Say the number of lines containing the string "слоя", and say nothing else.
## Begin RECORDS PROVIDED
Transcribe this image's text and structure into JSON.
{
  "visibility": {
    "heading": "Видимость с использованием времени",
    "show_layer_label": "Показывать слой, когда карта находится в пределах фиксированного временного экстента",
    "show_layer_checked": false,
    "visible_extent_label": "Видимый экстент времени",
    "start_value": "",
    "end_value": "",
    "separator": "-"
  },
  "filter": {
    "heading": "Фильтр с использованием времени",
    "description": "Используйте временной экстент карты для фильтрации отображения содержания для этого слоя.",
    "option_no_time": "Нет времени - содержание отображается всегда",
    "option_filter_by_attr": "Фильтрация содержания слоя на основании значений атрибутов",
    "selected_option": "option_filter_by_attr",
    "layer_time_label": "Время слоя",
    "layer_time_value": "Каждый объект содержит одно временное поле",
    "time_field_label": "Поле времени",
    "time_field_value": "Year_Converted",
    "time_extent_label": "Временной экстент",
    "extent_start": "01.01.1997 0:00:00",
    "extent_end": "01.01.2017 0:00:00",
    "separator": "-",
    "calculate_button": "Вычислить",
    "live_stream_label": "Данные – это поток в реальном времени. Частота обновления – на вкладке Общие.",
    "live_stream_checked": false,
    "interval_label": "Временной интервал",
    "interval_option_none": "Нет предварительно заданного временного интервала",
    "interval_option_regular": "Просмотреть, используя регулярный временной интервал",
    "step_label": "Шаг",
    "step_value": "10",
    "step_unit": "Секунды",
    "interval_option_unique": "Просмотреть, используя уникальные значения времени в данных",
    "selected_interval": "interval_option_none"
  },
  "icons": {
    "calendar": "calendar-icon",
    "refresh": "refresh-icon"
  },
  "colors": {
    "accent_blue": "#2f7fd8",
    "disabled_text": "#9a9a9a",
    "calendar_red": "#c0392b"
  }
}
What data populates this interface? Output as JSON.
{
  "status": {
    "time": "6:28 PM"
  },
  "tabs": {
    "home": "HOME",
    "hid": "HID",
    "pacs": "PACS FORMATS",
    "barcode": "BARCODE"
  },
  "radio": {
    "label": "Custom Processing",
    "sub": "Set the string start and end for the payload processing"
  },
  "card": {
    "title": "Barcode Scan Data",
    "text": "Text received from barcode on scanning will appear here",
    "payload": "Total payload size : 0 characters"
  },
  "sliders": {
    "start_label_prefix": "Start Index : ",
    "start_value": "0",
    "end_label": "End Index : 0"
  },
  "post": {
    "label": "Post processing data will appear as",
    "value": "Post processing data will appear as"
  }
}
## End RECORDS PROVIDED
• **TASK ANSWER**
3